> _Task objective_
Copy all lines of the listing that include the string "equilibria".

## BEGIN Records shown

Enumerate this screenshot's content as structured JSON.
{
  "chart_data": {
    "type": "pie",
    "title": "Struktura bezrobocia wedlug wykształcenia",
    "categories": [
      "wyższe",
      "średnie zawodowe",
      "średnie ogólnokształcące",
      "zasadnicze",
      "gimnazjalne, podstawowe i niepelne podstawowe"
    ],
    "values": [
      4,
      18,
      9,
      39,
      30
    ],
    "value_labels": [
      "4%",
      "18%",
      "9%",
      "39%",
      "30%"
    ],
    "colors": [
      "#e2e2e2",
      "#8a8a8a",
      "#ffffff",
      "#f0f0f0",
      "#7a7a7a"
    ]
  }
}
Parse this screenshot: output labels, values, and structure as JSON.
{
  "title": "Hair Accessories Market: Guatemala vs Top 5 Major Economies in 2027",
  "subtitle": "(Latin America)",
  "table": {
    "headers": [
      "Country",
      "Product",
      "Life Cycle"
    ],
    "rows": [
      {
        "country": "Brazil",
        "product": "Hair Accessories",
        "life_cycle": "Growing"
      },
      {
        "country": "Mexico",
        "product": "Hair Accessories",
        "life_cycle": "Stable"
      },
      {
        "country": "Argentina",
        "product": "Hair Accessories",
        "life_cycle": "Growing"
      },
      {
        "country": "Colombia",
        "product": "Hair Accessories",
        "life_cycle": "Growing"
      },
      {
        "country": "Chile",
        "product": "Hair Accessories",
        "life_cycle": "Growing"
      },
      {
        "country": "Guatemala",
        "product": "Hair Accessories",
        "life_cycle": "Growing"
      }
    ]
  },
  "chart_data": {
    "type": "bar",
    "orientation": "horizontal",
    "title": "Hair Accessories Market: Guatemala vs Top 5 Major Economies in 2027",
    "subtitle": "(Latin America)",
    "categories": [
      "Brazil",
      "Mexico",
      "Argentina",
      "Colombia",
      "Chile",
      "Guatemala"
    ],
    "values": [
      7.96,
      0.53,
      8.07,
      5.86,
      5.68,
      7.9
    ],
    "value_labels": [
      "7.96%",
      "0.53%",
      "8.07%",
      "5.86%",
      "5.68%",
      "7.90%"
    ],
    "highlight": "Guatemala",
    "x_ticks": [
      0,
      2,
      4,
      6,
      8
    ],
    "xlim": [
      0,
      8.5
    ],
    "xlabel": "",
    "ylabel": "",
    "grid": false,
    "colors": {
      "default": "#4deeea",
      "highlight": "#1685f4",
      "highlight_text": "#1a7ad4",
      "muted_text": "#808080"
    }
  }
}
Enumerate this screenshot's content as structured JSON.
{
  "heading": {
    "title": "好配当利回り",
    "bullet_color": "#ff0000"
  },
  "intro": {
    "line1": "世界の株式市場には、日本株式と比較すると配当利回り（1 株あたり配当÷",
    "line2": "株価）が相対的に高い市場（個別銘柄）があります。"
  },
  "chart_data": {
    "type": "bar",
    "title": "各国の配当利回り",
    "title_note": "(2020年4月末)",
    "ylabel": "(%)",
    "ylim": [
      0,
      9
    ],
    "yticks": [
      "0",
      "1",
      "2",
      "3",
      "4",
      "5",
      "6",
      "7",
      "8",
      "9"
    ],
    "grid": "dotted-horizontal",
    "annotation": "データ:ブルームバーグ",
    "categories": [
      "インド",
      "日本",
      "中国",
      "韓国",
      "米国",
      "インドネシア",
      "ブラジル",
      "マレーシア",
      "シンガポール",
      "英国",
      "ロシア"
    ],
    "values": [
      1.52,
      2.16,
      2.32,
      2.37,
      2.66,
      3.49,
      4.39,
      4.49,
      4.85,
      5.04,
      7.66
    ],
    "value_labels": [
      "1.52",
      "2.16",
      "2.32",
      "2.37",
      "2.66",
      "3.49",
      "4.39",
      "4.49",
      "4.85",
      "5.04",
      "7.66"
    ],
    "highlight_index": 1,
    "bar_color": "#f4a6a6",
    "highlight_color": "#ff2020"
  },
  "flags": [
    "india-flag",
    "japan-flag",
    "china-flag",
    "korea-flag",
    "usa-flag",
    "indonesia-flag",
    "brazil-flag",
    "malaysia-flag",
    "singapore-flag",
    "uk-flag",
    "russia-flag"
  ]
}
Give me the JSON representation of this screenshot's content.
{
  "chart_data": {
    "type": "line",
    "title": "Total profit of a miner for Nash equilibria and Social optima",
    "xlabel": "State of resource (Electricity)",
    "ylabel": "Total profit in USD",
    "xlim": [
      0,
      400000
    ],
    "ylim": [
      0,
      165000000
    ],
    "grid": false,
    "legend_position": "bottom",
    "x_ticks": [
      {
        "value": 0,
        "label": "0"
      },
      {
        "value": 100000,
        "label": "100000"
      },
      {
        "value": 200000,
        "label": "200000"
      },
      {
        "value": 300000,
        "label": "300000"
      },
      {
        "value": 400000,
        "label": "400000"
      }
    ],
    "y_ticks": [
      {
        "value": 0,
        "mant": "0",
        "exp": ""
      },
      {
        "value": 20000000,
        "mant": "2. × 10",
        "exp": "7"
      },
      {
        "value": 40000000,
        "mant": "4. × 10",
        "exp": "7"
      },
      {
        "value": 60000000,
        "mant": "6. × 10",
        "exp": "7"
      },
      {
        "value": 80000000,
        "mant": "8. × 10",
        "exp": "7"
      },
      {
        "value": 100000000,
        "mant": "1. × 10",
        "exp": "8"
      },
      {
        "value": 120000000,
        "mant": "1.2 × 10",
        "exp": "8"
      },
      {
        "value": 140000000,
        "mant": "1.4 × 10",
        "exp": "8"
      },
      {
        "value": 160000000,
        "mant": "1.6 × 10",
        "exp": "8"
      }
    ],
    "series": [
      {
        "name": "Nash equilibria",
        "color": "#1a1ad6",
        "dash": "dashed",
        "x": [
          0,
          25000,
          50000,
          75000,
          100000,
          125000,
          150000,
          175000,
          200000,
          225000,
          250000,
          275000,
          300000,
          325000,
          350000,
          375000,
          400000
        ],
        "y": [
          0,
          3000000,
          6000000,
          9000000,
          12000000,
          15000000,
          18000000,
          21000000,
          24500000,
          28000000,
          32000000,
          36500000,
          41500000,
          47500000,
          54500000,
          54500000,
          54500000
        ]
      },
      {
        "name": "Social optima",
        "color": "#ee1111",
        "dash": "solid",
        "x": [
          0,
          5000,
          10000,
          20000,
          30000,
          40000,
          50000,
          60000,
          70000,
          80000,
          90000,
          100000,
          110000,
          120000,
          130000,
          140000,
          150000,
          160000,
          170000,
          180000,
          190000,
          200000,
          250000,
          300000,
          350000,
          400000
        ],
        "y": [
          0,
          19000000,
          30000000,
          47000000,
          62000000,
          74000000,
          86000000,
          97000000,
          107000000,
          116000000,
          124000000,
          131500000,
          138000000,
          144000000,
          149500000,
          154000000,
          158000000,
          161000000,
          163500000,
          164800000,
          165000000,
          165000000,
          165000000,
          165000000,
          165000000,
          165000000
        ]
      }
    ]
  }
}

## END Records shown

> _Solution for this problem_
    "title": "Total profit of a miner for Nash equilibria and Social optima",
        "name": "Nash equilibria",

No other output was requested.